THE PROBLEM:
Copy every record below exactly.

Data items
- - - - - - -

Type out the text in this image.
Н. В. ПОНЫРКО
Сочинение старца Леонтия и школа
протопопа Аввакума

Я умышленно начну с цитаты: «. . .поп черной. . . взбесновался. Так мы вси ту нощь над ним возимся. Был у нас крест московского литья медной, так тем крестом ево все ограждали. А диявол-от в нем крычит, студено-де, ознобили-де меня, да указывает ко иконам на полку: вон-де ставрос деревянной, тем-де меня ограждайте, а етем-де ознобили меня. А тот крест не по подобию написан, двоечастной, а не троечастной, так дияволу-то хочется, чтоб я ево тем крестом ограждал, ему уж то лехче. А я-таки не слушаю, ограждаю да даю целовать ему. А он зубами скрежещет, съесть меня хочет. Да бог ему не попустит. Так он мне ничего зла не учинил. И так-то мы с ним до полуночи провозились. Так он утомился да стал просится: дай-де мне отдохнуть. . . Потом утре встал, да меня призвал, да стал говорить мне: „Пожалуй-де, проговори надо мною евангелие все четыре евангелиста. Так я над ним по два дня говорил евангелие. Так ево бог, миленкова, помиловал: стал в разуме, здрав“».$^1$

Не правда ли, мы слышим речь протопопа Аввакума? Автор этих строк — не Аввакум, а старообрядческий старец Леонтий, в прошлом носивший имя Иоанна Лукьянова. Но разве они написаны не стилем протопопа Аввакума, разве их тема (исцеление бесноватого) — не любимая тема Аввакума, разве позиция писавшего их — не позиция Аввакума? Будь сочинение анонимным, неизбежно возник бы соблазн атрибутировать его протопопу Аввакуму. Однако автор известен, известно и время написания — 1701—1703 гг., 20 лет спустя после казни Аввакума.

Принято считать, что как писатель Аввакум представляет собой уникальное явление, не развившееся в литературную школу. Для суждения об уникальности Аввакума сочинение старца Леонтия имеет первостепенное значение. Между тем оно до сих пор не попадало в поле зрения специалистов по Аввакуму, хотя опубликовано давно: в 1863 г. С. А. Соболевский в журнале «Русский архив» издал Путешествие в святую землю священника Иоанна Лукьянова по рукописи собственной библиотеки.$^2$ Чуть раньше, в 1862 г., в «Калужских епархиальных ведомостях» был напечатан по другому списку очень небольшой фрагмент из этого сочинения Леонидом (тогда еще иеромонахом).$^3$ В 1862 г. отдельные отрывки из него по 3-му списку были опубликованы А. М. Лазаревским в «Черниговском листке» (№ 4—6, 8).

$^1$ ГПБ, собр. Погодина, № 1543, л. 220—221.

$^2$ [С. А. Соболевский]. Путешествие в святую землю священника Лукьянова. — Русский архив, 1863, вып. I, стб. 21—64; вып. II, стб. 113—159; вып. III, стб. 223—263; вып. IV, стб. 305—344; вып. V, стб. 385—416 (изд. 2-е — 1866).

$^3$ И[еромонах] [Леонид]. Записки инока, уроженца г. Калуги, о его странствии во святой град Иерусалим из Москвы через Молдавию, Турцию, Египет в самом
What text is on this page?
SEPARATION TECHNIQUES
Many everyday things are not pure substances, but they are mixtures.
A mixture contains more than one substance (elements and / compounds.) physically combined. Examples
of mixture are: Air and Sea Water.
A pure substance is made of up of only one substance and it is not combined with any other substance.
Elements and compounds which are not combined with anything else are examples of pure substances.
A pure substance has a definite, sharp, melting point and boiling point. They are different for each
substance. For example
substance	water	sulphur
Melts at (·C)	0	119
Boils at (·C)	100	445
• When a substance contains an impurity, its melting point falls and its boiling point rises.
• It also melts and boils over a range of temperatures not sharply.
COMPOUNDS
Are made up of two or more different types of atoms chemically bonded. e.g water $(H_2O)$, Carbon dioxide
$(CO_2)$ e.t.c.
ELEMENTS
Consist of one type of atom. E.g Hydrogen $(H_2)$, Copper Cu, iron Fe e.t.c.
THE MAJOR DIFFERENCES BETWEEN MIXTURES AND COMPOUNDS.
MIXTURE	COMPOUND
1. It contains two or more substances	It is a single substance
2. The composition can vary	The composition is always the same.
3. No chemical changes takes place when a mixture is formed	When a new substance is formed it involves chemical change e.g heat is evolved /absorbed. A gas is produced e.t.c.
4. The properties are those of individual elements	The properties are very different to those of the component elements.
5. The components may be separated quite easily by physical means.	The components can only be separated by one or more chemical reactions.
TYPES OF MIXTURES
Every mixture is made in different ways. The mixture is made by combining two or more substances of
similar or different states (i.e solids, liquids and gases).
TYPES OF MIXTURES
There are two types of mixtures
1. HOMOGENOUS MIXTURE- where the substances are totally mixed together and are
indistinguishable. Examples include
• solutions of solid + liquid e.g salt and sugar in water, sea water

- - - - - - -

TASK SOLUTION:
Type out the text in this image.
Н. В. ПОНЫРКО
Сочинение старца Леонтия и школа
протопопа Аввакума

Я умышленно начну с цитаты: «. . .поп черной. . . взбесновался. Так мы вси ту нощь над ним возимся. Был у нас крест московского литья медной, так тем крестом ево все ограждали. А диявол-от в нем крычит, студено-де, ознобили-де меня, да указывает ко иконам на полку: вон-де ставрос деревянной, тем-де меня ограждайте, а етем-де ознобили меня. А тот крест не по подобию написан, двоечастной, а не троечастной, так дияволу-то хочется, чтоб я ево тем крестом ограждал, ему уж то лехче. А я-таки не слушаю, ограждаю да даю целовать ему. А он зубами скрежещет, съесть меня хочет. Да бог ему не попустит. Так он мне ничего зла не учинил. И так-то мы с ним до полуночи провозились. Так он утомился да стал просится: дай-де мне отдохнуть. . . Потом утре встал, да меня призвал, да стал говорить мне: „Пожалуй-де, проговори надо мною евангелие все четыре евангелиста. Так я над ним по два дня говорил евангелие. Так ево бог, миленкова, помиловал: стал в разуме, здрав“».$^1$

Не правда ли, мы слышим речь протопопа Аввакума? Автор этих строк — не Аввакум, а старообрядческий старец Леонтий, в прошлом носивший имя Иоанна Лукьянова. Но разве они написаны не стилем протопопа Аввакума, разве их тема (исцеление бесноватого) — не любимая тема Аввакума, разве позиция писавшего их — не позиция Аввакума? Будь сочинение анонимным, неизбежно возник бы соблазн атрибутировать его протопопу Аввакуму. Однако автор известен, известно и время написания — 1701—1703 гг., 20 лет спустя после казни Аввакума.

Принято считать, что как писатель Аввакум представляет собой уникальное явление, не развившееся в литературную школу. Для суждения об уникальности Аввакума сочинение старца Леонтия имеет первостепенное значение. Между тем оно до сих пор не попадало в поле зрения специалистов по Аввакуму, хотя опубликовано давно: в 1863 г. С. А. Соболевский в журнале «Русский архив» издал Путешествие в святую землю священника Иоанна Лукьянова по рукописи собственной библиотеки.$^2$ Чуть раньше, в 1862 г., в «Калужских епархиальных ведомостях» был напечатан по другому списку очень небольшой фрагмент из этого сочинения Леонидом (тогда еще иеромонахом).$^3$ В 1862 г. отдельные отрывки из него по 3-му списку были опубликованы А. М. Лазаревским в «Черниговском листке» (№ 4—6, 8).

$^1$ ГПБ, собр. Погодина, № 1543, л. 220—221.

$^2$ [С. А. Соболевский]. Путешествие в святую землю священника Лукьянова. — Русский архив, 1863, вып. I, стб. 21—64; вып. II, стб. 113—159; вып. III, стб. 223—263; вып. IV, стб. 305—344; вып. V, стб. 385—416 (изд. 2-е — 1866).

$^3$ И[еромонах] [Леонид]. Записки инока, уроженца г. Калуги, о его странствии во святой град Иерусалим из Москвы через Молдавию, Турцию, Египет в самом
What text is on this page?
SEPARATION TECHNIQUES
Many everyday things are not pure substances, but they are mixtures.
A mixture contains more than one substance (elements and / compounds.) physically combined. Examples
of mixture are: Air and Sea Water.
A pure substance is made of up of only one substance and it is not combined with any other substance.
Elements and compounds which are not combined with anything else are examples of pure substances.
A pure substance has a definite, sharp, melting point and boiling point. They are different for each
substance. For example
substance	water	sulphur
Melts at (·C)	0	119
Boils at (·C)	100	445
• When a substance contains an impurity, its melting point falls and its boiling point rises.
• It also melts and boils over a range of temperatures not sharply.
COMPOUNDS
Are made up of two or more different types of atoms chemically bonded. e.g water $(H_2O)$, Carbon dioxide
$(CO_2)$ e.t.c.
ELEMENTS
Consist of one type of atom. E.g Hydrogen $(H_2)$, Copper Cu, iron Fe e.t.c.
THE MAJOR DIFFERENCES BETWEEN MIXTURES AND COMPOUNDS.
MIXTURE	COMPOUND
1. It contains two or more substances	It is a single substance
2. The composition can vary	The composition is always the same.
3. No chemical changes takes place when a mixture is formed	When a new substance is formed it involves chemical change e.g heat is evolved /absorbed. A gas is produced e.t.c.
4. The properties are those of individual elements	The properties are very different to those of the component elements.
5. The components may be separated quite easily by physical means.	The components can only be separated by one or more chemical reactions.
TYPES OF MIXTURES
Every mixture is made in different ways. The mixture is made by combining two or more substances of
similar or different states (i.e solids, liquids and gases).
TYPES OF MIXTURES
There are two types of mixtures
1. HOMOGENOUS MIXTURE- where the substances are totally mixed together and are
indistinguishable. Examples include
• solutions of solid + liquid e.g salt and sugar in water, sea water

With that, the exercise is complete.